Data extracted from a collection
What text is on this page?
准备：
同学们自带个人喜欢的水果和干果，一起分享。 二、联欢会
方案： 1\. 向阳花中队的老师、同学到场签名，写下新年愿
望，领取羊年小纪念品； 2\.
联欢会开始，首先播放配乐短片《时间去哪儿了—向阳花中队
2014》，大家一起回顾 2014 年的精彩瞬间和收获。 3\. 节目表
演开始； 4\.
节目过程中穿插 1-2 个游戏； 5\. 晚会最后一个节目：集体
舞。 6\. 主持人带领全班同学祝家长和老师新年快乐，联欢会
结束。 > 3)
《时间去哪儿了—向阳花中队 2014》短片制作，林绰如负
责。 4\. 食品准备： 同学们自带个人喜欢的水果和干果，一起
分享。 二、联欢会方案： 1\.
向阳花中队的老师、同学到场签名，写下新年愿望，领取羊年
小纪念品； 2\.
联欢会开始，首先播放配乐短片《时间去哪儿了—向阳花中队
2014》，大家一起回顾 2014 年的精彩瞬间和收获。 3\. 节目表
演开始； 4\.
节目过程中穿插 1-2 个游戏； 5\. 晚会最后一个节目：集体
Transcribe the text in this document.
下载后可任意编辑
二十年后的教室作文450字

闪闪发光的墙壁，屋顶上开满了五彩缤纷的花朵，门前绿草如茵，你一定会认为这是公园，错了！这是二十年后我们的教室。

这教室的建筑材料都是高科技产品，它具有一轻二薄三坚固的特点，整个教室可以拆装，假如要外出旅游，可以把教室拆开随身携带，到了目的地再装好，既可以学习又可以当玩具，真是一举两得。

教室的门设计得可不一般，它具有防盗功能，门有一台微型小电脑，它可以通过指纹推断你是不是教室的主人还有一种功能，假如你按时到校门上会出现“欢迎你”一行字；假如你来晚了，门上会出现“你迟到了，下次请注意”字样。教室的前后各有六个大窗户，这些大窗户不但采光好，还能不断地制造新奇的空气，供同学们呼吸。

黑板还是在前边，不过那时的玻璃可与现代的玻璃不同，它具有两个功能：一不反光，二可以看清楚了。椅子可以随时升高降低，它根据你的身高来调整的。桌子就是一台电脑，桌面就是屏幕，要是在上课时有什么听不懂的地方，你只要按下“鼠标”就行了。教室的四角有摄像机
...
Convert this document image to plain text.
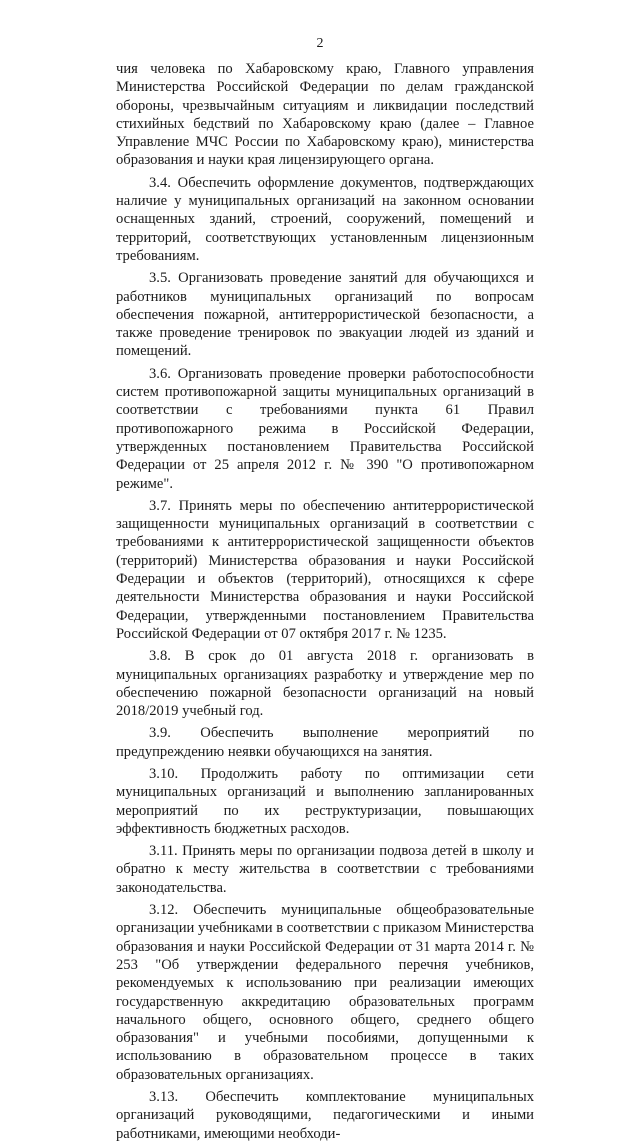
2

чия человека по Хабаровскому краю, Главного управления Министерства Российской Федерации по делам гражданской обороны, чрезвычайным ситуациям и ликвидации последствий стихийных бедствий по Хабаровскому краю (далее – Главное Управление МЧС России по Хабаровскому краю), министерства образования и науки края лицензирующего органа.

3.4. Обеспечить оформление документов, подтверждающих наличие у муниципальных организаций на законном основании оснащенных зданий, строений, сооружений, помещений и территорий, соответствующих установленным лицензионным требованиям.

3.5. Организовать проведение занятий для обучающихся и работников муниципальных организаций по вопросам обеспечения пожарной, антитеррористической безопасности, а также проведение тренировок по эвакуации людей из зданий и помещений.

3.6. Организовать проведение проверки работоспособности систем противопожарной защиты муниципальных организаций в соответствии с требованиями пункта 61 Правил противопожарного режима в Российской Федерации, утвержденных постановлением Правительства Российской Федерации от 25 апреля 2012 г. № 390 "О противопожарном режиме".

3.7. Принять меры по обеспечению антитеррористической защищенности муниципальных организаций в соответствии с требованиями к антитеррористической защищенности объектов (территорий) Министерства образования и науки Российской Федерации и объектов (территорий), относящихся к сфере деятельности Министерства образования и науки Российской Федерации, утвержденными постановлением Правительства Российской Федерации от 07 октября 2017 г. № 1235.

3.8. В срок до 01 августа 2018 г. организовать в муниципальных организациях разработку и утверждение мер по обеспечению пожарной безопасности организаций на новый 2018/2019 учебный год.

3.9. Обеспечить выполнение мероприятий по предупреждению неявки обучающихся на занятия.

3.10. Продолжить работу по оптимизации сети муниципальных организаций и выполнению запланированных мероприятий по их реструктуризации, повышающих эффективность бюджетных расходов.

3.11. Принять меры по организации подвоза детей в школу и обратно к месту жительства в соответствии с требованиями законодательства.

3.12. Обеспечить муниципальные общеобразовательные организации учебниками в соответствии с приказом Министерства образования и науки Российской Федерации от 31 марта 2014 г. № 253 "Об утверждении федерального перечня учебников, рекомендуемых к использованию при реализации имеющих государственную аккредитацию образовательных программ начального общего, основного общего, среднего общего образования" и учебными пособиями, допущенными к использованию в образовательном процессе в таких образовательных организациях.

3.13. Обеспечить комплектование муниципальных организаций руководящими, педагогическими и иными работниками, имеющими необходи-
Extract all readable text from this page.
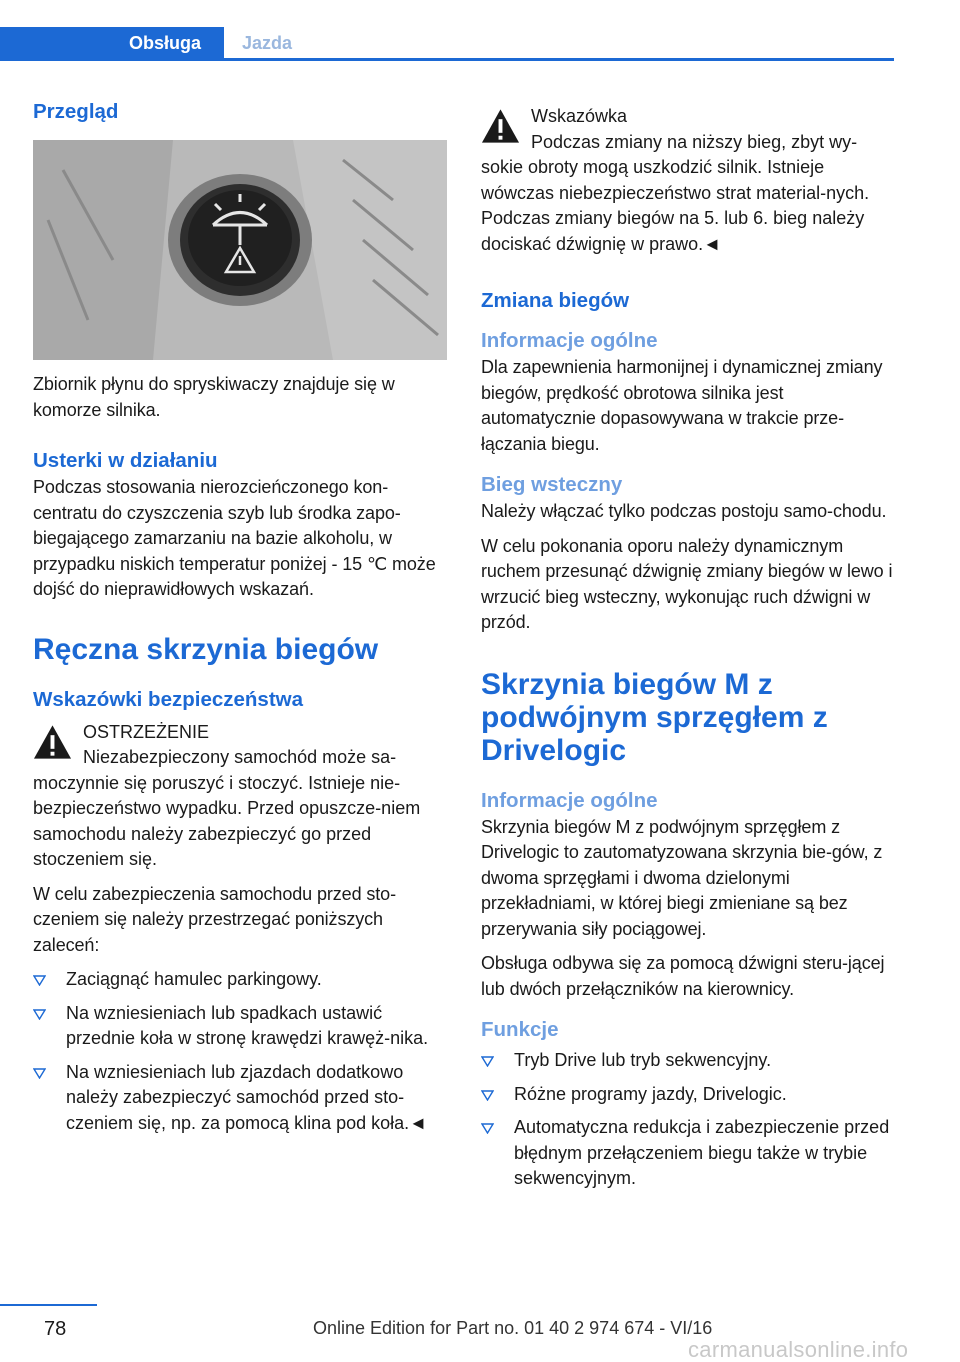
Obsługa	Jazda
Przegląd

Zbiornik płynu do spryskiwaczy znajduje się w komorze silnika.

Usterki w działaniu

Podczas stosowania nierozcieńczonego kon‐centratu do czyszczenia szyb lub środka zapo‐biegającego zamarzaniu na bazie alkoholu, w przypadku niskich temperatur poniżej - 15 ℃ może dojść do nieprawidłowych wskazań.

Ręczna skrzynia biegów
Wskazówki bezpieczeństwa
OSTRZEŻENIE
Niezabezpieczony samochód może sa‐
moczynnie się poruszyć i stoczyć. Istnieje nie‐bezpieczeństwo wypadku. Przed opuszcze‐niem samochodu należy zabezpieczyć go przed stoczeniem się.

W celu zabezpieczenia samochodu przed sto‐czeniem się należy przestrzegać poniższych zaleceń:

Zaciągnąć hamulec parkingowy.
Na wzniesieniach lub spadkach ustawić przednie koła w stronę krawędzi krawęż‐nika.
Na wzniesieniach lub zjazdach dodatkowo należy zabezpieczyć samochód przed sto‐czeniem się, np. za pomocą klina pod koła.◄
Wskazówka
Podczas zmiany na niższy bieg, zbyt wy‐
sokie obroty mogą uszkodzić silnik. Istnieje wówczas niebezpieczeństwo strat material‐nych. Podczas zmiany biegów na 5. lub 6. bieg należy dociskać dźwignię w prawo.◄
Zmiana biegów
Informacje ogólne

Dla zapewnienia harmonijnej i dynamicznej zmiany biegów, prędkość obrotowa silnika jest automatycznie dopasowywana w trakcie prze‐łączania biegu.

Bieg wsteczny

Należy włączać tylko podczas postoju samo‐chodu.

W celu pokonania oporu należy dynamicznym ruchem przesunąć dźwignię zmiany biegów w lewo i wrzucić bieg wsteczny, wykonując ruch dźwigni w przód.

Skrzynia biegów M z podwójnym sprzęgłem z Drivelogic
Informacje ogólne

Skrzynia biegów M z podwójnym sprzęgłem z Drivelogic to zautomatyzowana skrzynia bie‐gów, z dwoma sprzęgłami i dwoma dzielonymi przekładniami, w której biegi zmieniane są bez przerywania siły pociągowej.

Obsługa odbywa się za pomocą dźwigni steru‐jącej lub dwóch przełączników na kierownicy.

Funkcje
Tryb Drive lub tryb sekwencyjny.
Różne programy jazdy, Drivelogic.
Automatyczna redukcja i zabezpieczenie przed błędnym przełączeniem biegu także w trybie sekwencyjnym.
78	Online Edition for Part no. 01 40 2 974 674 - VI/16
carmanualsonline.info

§ Task requirements
Find the word "муниципальных" in the data and show each line that holds it.

§ Solution for this exercise
3.4. Обеспечить оформление документов, подтверждающих наличие у муниципальных организаций на законном основании оснащенных зданий, строений, сооружений, помещений и территорий, соответствующих установленным лицензионным требованиям.
3.5. Организовать проведение занятий для обучающихся и работников муниципальных организаций по вопросам обеспечения пожарной, антитеррористической безопасности, а также проведение тренировок по эвакуации людей из зданий и помещений.
3.6. Организовать проведение проверки работоспособности систем противопожарной защиты муниципальных организаций в соответствии с требованиями пункта 61 Правил противопожарного режима в Российской Федерации, утвержденных постановлением Правительства Российской Федерации от 25 апреля 2012 г. № 390 "О противопожарном режиме".
3.7. Принять меры по обеспечению антитеррористической защищенности муниципальных организаций в соответствии с требованиями к антитеррористической защищенности объектов (территорий) Министерства образования и науки Российской Федерации и объектов (территорий), относящихся к сфере деятельности Министерства образования и науки Российской Федерации, утвержденными постановлением Правительства Российской Федерации от 07 октября 2017 г. № 1235.
3.8. В срок до 01 августа 2018 г. организовать в муниципальных организациях разработку и утверждение мер по обеспечению пожарной безопасности организаций на новый 2018/2019 учебный год.
3.10. Продолжить работу по оптимизации сети муниципальных организаций и выполнению запланированных мероприятий по их реструктуризации, повышающих эффективность бюджетных расходов.
3.13. Обеспечить комплектование муниципальных организаций руководящими, педагогическими и иными работниками, имеющими необходи-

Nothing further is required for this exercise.